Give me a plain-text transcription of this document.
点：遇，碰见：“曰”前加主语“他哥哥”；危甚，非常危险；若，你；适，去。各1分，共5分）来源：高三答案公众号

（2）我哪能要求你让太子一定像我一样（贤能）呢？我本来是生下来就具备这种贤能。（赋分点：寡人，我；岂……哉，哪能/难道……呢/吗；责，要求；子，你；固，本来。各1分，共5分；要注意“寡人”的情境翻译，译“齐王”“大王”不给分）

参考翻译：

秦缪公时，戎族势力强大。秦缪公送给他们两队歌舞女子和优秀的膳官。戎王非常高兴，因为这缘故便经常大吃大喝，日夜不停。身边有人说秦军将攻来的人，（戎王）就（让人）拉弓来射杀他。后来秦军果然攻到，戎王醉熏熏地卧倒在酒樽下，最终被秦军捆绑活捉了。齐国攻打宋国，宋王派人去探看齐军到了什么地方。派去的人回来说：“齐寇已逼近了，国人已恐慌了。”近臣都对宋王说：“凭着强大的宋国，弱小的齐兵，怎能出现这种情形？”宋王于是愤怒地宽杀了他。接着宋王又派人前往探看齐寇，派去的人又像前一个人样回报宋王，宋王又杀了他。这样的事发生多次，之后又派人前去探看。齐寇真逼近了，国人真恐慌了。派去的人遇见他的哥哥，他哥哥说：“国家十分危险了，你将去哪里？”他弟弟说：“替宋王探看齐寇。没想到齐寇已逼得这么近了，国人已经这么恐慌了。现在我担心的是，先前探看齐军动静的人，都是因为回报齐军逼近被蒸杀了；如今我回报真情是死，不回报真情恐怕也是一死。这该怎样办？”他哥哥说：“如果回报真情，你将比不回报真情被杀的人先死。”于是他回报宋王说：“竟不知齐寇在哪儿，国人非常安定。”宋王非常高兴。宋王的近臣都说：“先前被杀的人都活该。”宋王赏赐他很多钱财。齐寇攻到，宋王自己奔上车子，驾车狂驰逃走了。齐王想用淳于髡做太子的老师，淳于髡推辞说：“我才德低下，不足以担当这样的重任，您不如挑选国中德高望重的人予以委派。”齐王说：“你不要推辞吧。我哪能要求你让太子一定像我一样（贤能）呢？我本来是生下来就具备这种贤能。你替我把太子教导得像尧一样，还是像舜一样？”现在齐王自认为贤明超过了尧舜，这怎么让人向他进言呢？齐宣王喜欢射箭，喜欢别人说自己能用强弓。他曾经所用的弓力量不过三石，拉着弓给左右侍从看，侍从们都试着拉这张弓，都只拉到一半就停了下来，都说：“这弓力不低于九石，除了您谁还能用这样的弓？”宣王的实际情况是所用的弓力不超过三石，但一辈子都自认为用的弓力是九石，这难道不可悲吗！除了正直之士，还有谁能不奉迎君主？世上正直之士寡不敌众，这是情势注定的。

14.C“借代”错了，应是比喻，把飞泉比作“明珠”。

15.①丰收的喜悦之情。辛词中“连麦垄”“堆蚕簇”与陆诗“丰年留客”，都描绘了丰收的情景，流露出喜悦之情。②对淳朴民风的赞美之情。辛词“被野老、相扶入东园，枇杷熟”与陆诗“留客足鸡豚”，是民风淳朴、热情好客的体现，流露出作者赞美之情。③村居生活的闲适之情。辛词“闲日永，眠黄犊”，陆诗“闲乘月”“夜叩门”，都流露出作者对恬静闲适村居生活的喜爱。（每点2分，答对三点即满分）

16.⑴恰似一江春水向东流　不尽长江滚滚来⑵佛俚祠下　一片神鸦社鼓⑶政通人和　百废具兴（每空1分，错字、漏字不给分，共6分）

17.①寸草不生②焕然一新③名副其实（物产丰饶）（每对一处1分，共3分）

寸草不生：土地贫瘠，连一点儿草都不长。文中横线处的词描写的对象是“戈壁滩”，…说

+ + +

*Exercise details*:
Return each entry from the material above exactly as it appears.

*Exercise output*:
Give me a plain-text transcription of this document.
点：遇，碰见：“曰”前加主语“他哥哥”；危甚，非常危险；若，你；适，去。各1分，共5分）来源：高三答案公众号

（2）我哪能要求你让太子一定像我一样（贤能）呢？我本来是生下来就具备这种贤能。（赋分点：寡人，我；岂……哉，哪能/难道……呢/吗；责，要求；子，你；固，本来。各1分，共5分；要注意“寡人”的情境翻译，译“齐王”“大王”不给分）

参考翻译：

秦缪公时，戎族势力强大。秦缪公送给他们两队歌舞女子和优秀的膳官。戎王非常高兴，因为这缘故便经常大吃大喝，日夜不停。身边有人说秦军将攻来的人，（戎王）就（让人）拉弓来射杀他。后来秦军果然攻到，戎王醉熏熏地卧倒在酒樽下，最终被秦军捆绑活捉了。齐国攻打宋国，宋王派人去探看齐军到了什么地方。派去的人回来说：“齐寇已逼近了，国人已恐慌了。”近臣都对宋王说：“凭着强大的宋国，弱小的齐兵，怎能出现这种情形？”宋王于是愤怒地宽杀了他。接着宋王又派人前往探看齐寇，派去的人又像前一个人样回报宋王，宋王又杀了他。这样的事发生多次，之后又派人前去探看。齐寇真逼近了，国人真恐慌了。派去的人遇见他的哥哥，他哥哥说：“国家十分危险了，你将去哪里？”他弟弟说：“替宋王探看齐寇。没想到齐寇已逼得这么近了，国人已经这么恐慌了。现在我担心的是，先前探看齐军动静的人，都是因为回报齐军逼近被蒸杀了；如今我回报真情是死，不回报真情恐怕也是一死。这该怎样办？”他哥哥说：“如果回报真情，你将比不回报真情被杀的人先死。”于是他回报宋王说：“竟不知齐寇在哪儿，国人非常安定。”宋王非常高兴。宋王的近臣都说：“先前被杀的人都活该。”宋王赏赐他很多钱财。齐寇攻到，宋王自己奔上车子，驾车狂驰逃走了。齐王想用淳于髡做太子的老师，淳于髡推辞说：“我才德低下，不足以担当这样的重任，您不如挑选国中德高望重的人予以委派。”齐王说：“你不要推辞吧。我哪能要求你让太子一定像我一样（贤能）呢？我本来是生下来就具备这种贤能。你替我把太子教导得像尧一样，还是像舜一样？”现在齐王自认为贤明超过了尧舜，这怎么让人向他进言呢？齐宣王喜欢射箭，喜欢别人说自己能用强弓。他曾经所用的弓力量不过三石，拉着弓给左右侍从看，侍从们都试着拉这张弓，都只拉到一半就停了下来，都说：“这弓力不低于九石，除了您谁还能用这样的弓？”宣王的实际情况是所用的弓力不超过三石，但一辈子都自认为用的弓力是九石，这难道不可悲吗！除了正直之士，还有谁能不奉迎君主？世上正直之士寡不敌众，这是情势注定的。

14.C“借代”错了，应是比喻，把飞泉比作“明珠”。

15.①丰收的喜悦之情。辛词中“连麦垄”“堆蚕簇”与陆诗“丰年留客”，都描绘了丰收的情景，流露出喜悦之情。②对淳朴民风的赞美之情。辛词“被野老、相扶入东园，枇杷熟”与陆诗“留客足鸡豚”，是民风淳朴、热情好客的体现，流露出作者赞美之情。③村居生活的闲适之情。辛词“闲日永，眠黄犊”，陆诗“闲乘月”“夜叩门”，都流露出作者对恬静闲适村居生活的喜爱。（每点2分，答对三点即满分）

16.⑴恰似一江春水向东流　不尽长江滚滚来⑵佛俚祠下　一片神鸦社鼓⑶政通人和　百废具兴（每空1分，错字、漏字不给分，共6分）

17.①寸草不生②焕然一新③名副其实（物产丰饶）（每对一处1分，共3分）

寸草不生：土地贫瘠，连一点儿草都不长。文中横线处的词描写的对象是“戈壁滩”，…说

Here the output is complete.